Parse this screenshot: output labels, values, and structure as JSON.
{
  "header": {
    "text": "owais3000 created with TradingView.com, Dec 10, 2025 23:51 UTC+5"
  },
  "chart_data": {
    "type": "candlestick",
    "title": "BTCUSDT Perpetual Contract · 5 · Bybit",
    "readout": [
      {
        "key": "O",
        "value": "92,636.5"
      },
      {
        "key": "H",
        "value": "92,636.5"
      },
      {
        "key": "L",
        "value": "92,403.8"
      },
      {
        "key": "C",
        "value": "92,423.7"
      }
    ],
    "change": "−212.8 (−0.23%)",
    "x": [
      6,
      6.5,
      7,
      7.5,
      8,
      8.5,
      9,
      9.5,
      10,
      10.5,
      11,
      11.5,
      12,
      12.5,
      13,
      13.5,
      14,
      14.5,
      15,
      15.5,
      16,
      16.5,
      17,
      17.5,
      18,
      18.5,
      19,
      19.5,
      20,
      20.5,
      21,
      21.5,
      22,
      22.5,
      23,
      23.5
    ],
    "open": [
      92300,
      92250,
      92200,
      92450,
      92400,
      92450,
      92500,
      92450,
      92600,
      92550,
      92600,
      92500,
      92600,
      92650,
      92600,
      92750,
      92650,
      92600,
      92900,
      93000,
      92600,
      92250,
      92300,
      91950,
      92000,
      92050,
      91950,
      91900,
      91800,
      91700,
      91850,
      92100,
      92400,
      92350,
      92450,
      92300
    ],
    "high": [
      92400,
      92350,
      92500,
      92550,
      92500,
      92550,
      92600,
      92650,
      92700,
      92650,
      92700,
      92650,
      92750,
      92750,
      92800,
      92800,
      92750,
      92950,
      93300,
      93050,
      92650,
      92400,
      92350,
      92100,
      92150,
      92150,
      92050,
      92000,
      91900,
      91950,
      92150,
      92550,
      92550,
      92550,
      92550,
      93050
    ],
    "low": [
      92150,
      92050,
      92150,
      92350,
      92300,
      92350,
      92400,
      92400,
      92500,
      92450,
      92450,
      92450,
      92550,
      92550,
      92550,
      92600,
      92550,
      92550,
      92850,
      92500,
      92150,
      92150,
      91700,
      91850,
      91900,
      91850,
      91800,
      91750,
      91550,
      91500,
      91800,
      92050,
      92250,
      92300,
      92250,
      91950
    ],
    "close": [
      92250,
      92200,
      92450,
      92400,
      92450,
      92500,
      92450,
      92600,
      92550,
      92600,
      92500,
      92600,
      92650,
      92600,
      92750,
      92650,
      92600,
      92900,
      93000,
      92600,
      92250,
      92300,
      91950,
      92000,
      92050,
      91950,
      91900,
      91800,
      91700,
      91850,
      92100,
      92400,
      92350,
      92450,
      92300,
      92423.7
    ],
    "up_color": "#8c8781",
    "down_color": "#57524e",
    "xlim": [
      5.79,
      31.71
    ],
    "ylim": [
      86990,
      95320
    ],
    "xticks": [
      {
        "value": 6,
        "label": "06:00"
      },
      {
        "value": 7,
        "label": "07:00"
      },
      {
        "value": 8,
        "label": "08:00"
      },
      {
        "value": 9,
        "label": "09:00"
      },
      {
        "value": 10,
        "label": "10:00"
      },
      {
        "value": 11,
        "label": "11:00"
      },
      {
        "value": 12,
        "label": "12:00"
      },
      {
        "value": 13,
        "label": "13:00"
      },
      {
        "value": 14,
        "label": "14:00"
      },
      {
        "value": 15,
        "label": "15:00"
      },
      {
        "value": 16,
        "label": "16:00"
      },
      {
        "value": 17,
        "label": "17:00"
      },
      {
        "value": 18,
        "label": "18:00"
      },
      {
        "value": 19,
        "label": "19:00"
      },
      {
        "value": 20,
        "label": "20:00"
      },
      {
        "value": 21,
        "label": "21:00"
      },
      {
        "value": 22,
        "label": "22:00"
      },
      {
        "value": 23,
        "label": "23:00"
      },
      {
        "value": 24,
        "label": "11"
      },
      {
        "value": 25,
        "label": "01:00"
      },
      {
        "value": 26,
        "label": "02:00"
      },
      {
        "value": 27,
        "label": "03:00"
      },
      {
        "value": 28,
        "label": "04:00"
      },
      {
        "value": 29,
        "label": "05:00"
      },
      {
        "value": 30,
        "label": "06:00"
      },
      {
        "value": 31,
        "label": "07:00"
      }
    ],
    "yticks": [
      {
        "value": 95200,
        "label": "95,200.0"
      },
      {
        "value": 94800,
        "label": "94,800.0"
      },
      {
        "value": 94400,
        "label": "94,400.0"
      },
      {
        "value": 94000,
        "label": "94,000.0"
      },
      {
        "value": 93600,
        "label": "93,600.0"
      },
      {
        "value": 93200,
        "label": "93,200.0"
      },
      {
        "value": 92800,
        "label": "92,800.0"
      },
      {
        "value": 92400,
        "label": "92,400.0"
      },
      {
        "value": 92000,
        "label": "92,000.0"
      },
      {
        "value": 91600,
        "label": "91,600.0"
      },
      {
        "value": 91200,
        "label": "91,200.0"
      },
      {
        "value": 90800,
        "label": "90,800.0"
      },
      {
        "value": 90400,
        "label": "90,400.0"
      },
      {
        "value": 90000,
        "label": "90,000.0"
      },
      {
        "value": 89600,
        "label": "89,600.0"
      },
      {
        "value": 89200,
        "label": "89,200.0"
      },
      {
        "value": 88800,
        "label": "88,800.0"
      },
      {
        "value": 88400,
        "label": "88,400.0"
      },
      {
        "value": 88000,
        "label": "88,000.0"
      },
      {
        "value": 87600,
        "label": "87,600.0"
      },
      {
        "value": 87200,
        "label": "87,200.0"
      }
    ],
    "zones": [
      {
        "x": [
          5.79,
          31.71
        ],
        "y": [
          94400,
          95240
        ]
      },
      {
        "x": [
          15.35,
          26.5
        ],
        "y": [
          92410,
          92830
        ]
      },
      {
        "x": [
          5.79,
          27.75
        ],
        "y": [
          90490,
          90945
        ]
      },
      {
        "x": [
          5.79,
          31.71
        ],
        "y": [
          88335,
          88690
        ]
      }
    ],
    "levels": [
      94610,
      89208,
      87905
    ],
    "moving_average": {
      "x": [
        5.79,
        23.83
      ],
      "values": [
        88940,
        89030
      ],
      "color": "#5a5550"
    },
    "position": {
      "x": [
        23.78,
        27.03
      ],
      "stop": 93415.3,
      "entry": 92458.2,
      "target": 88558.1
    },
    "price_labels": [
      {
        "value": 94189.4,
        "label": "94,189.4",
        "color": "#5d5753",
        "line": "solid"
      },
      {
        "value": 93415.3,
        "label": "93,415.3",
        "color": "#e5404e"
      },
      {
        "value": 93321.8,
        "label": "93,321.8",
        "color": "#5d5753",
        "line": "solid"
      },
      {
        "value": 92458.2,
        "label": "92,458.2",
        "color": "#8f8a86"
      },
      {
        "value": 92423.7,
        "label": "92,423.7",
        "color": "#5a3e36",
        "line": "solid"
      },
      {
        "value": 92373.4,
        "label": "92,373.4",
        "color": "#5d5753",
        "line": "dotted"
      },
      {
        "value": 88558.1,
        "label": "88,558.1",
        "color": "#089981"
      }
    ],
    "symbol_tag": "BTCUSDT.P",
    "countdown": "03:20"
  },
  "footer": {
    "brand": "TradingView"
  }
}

- - -

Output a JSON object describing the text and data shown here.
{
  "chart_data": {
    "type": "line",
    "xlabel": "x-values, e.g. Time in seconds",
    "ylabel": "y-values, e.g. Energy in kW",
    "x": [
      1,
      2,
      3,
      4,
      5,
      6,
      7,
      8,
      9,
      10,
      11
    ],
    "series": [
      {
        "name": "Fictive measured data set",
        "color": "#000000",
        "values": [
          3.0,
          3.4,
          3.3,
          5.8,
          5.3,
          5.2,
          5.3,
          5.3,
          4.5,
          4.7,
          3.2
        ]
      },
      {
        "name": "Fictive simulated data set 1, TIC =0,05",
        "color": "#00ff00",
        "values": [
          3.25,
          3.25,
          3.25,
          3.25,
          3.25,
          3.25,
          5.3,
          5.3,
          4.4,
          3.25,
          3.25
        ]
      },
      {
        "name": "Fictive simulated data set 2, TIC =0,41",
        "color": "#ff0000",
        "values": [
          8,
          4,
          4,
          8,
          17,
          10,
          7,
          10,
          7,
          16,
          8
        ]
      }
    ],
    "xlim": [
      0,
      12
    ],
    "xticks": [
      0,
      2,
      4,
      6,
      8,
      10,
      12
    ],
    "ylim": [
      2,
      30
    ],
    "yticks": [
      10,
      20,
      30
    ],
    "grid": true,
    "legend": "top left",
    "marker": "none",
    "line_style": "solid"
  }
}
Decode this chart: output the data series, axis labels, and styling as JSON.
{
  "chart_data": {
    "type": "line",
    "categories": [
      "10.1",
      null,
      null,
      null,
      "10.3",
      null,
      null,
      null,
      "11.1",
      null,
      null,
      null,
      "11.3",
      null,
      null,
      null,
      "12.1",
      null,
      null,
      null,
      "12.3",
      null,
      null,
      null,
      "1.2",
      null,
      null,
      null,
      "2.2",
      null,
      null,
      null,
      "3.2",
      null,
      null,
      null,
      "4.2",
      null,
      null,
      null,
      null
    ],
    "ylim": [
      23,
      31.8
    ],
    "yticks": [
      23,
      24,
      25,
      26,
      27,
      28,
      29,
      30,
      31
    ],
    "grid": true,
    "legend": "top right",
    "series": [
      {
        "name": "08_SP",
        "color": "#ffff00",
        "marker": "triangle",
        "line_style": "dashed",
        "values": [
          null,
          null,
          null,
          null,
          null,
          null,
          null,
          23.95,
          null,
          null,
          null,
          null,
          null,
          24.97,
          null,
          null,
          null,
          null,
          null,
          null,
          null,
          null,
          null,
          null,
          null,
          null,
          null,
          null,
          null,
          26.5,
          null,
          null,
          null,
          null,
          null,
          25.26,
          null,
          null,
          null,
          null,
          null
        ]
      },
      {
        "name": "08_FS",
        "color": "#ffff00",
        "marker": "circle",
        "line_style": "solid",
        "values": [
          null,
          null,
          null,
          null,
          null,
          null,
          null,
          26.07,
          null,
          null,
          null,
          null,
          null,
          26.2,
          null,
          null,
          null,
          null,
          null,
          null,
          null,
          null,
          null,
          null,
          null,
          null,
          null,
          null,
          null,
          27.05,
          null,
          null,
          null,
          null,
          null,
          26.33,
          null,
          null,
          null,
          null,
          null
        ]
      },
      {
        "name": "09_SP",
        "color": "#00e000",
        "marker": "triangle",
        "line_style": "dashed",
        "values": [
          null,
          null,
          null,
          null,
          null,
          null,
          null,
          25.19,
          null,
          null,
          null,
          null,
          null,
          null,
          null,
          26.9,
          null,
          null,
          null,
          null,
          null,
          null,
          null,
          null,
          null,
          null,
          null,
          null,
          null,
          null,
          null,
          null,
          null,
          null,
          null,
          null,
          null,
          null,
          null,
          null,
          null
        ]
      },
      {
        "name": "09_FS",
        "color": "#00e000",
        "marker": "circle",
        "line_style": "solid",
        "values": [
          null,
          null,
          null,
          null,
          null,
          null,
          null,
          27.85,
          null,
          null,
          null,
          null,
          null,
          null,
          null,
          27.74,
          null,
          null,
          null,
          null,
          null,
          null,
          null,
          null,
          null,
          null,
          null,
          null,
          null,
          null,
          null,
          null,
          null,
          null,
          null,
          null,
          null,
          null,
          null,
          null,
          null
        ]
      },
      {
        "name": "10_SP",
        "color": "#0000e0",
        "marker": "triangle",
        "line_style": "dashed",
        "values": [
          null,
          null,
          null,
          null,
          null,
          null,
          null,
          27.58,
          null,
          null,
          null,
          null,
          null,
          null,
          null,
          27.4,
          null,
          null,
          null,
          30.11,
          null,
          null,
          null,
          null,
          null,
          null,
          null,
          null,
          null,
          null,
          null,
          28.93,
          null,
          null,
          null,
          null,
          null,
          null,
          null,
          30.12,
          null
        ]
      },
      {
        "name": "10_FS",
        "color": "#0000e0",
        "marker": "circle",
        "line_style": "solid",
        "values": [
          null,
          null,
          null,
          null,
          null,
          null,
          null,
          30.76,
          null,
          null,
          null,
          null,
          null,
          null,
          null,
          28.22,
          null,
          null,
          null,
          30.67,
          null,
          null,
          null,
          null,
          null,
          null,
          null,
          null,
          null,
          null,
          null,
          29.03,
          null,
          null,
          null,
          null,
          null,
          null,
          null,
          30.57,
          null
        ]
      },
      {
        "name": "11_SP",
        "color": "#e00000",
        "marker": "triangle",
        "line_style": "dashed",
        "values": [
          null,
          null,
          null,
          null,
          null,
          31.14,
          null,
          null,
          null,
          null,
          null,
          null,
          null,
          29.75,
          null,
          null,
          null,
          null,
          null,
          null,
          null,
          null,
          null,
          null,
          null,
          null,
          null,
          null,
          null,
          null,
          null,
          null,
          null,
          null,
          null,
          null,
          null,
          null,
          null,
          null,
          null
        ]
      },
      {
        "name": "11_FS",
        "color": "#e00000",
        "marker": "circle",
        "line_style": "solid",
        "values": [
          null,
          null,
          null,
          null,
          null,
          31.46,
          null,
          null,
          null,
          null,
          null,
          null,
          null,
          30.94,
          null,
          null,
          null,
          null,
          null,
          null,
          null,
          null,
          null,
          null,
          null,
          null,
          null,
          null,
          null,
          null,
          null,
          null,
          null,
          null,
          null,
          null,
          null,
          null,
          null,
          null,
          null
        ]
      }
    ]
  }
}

- - -

▸ **WHAT YOU HAVE TO DO**: Count each line of the data where the word "name" appears, then reply with the total only.

▸ **COMPLETE RESPONSE**: 11